→ THE PROBLEM: Please transcribe the listing below in full and word for word, without its pictures.

[Data extracted from a collection]
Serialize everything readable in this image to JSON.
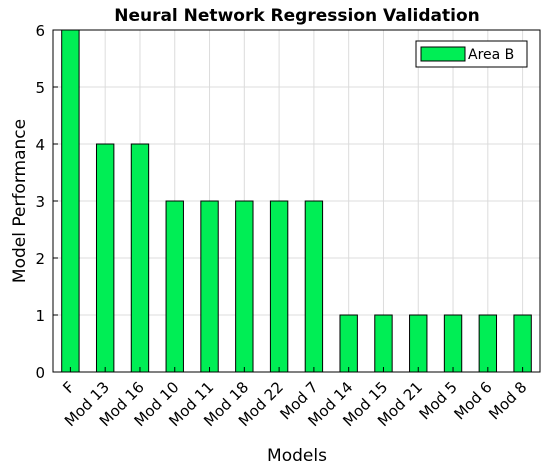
{
  "chart_data": {
    "type": "bar",
    "title": "Neural Network Regression Validation",
    "xlabel": "Models",
    "ylabel": "Model Performance",
    "categories": [
      "F",
      "Mod 13",
      "Mod 16",
      "Mod 10",
      "Mod 11",
      "Mod 18",
      "Mod 22",
      "Mod 7",
      "Mod 14",
      "Mod 15",
      "Mod 21",
      "Mod 5",
      "Mod 6",
      "Mod 8"
    ],
    "series": [
      {
        "name": "Area B",
        "values": [
          6,
          4,
          4,
          3,
          3,
          3,
          3,
          3,
          1,
          1,
          1,
          1,
          1,
          1
        ]
      }
    ],
    "ylim": [
      0,
      6
    ],
    "yticks": [
      0,
      1,
      2,
      3,
      4,
      5,
      6
    ],
    "grid": true,
    "legend_position": "top-right",
    "bar_color": "#00ee55"
  }
}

→ SOLVED EXERCISE:
Serialize everything readable in this image to JSON.
{
  "chart_data": {
    "type": "bar",
    "title": "Neural Network Regression Validation",
    "xlabel": "Models",
    "ylabel": "Model Performance",
    "categories": [
      "F",
      "Mod 13",
      "Mod 16",
      "Mod 10",
      "Mod 11",
      "Mod 18",
      "Mod 22",
      "Mod 7",
      "Mod 14",
      "Mod 15",
      "Mod 21",
      "Mod 5",
      "Mod 6",
      "Mod 8"
    ],
    "series": [
      {
        "name": "Area B",
        "values": [
          6,
          4,
          4,
          3,
          3,
          3,
          3,
          3,
          1,
          1,
          1,
          1,
          1,
          1
        ]
      }
    ],
    "ylim": [
      0,
      6
    ],
    "yticks": [
      0,
      1,
      2,
      3,
      4,
      5,
      6
    ],
    "grid": true,
    "legend_position": "top-right",
    "bar_color": "#00ee55"
  }
}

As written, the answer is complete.